* begin Material shown *

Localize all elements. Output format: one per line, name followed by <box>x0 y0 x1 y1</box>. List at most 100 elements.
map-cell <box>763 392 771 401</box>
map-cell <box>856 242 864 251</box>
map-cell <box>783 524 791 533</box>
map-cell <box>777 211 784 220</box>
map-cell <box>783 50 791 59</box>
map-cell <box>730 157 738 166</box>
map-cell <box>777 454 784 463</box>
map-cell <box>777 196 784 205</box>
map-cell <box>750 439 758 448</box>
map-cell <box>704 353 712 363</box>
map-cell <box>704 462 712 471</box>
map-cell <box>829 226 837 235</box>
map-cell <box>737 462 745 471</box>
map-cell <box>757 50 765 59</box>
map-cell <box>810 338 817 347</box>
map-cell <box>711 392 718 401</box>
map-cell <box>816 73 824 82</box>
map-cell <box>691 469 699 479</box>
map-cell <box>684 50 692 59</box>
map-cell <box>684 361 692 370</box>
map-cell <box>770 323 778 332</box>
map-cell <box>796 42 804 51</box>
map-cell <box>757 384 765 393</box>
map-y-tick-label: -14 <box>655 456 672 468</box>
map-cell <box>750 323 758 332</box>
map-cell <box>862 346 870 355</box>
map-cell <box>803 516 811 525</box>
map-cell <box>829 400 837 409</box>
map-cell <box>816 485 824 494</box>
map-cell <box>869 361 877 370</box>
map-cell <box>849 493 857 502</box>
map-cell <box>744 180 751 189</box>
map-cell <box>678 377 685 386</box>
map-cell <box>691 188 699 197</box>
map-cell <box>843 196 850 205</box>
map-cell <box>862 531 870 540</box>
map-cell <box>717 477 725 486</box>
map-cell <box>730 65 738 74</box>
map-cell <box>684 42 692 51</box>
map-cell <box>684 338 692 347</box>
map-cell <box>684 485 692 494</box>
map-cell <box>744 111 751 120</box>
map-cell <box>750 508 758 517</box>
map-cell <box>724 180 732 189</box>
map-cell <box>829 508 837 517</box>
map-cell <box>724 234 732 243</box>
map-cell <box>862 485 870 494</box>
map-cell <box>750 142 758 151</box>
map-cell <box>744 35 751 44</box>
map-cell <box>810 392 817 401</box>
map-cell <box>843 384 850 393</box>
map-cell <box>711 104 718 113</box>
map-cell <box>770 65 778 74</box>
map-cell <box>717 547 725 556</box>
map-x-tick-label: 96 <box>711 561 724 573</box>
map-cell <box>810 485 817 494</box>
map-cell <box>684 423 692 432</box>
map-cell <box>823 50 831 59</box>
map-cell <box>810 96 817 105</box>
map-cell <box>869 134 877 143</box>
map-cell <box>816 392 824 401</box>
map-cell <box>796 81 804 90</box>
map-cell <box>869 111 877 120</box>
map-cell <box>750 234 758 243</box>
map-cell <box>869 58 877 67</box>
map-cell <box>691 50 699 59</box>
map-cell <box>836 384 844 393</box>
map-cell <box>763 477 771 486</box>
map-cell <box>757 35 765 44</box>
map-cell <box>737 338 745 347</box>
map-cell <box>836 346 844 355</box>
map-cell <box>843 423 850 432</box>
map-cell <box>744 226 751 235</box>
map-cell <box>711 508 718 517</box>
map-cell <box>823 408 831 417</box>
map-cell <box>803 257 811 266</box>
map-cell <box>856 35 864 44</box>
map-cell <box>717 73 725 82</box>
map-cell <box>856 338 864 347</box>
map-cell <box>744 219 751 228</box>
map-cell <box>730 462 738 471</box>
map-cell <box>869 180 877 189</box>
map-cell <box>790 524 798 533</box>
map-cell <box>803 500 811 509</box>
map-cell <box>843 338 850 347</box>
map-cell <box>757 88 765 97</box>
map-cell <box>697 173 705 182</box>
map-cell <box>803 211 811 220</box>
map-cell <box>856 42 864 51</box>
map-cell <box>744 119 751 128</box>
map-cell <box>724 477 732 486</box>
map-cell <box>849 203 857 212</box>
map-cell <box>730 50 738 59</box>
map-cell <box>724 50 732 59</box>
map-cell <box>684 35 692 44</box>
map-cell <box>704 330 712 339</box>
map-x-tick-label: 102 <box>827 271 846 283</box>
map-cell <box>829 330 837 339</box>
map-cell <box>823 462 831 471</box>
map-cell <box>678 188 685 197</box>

* end Material shown *

## Work to be completed
Can you return every line of the entries above verbatim, with nothing changed, added or left out?

## Worked solution
Localize all elements. Output format: one per line, name followed by <box>x0 y0 x1 y1</box>. List at most 100 elements.
map-cell <box>763 392 771 401</box>
map-cell <box>856 242 864 251</box>
map-cell <box>783 524 791 533</box>
map-cell <box>777 211 784 220</box>
map-cell <box>783 50 791 59</box>
map-cell <box>730 157 738 166</box>
map-cell <box>777 454 784 463</box>
map-cell <box>777 196 784 205</box>
map-cell <box>750 439 758 448</box>
map-cell <box>704 353 712 363</box>
map-cell <box>704 462 712 471</box>
map-cell <box>829 226 837 235</box>
map-cell <box>737 462 745 471</box>
map-cell <box>757 50 765 59</box>
map-cell <box>810 338 817 347</box>
map-cell <box>711 392 718 401</box>
map-cell <box>816 73 824 82</box>
map-cell <box>691 469 699 479</box>
map-cell <box>684 50 692 59</box>
map-cell <box>684 361 692 370</box>
map-cell <box>770 323 778 332</box>
map-cell <box>796 42 804 51</box>
map-cell <box>757 384 765 393</box>
map-y-tick-label: -14 <box>655 456 672 468</box>
map-cell <box>750 323 758 332</box>
map-cell <box>862 346 870 355</box>
map-cell <box>803 516 811 525</box>
map-cell <box>829 400 837 409</box>
map-cell <box>816 485 824 494</box>
map-cell <box>869 361 877 370</box>
map-cell <box>849 493 857 502</box>
map-cell <box>744 180 751 189</box>
map-cell <box>678 377 685 386</box>
map-cell <box>691 188 699 197</box>
map-cell <box>843 196 850 205</box>
map-cell <box>862 531 870 540</box>
map-cell <box>717 477 725 486</box>
map-cell <box>730 65 738 74</box>
map-cell <box>684 42 692 51</box>
map-cell <box>684 338 692 347</box>
map-cell <box>684 485 692 494</box>
map-cell <box>744 111 751 120</box>
map-cell <box>750 508 758 517</box>
map-cell <box>724 180 732 189</box>
map-cell <box>829 508 837 517</box>
map-cell <box>724 234 732 243</box>
map-cell <box>862 485 870 494</box>
map-cell <box>750 142 758 151</box>
map-cell <box>744 35 751 44</box>
map-cell <box>810 392 817 401</box>
map-cell <box>843 384 850 393</box>
map-cell <box>711 104 718 113</box>
map-cell <box>770 65 778 74</box>
map-cell <box>717 547 725 556</box>
map-x-tick-label: 96 <box>711 561 724 573</box>
map-cell <box>810 485 817 494</box>
map-cell <box>684 423 692 432</box>
map-cell <box>823 50 831 59</box>
map-cell <box>810 96 817 105</box>
map-cell <box>869 134 877 143</box>
map-cell <box>816 392 824 401</box>
map-cell <box>796 81 804 90</box>
map-cell <box>869 111 877 120</box>
map-cell <box>750 234 758 243</box>
map-cell <box>869 58 877 67</box>
map-cell <box>691 50 699 59</box>
map-cell <box>836 384 844 393</box>
map-cell <box>763 477 771 486</box>
map-cell <box>757 35 765 44</box>
map-cell <box>737 338 745 347</box>
map-cell <box>836 346 844 355</box>
map-cell <box>843 423 850 432</box>
map-cell <box>744 226 751 235</box>
map-cell <box>711 508 718 517</box>
map-cell <box>823 408 831 417</box>
map-cell <box>803 257 811 266</box>
map-cell <box>856 35 864 44</box>
map-cell <box>717 73 725 82</box>
map-cell <box>856 338 864 347</box>
map-cell <box>744 219 751 228</box>
map-cell <box>730 462 738 471</box>
map-cell <box>869 180 877 189</box>
map-cell <box>790 524 798 533</box>
map-cell <box>803 500 811 509</box>
map-cell <box>843 338 850 347</box>
map-cell <box>757 88 765 97</box>
map-cell <box>697 173 705 182</box>
map-cell <box>803 211 811 220</box>
map-cell <box>856 42 864 51</box>
map-cell <box>744 119 751 128</box>
map-cell <box>724 477 732 486</box>
map-cell <box>849 203 857 212</box>
map-cell <box>730 50 738 59</box>
map-cell <box>724 50 732 59</box>
map-cell <box>684 35 692 44</box>
map-cell <box>704 330 712 339</box>
map-x-tick-label: 102 <box>827 271 846 283</box>
map-cell <box>829 330 837 339</box>
map-cell <box>823 462 831 471</box>
map-cell <box>678 188 685 197</box>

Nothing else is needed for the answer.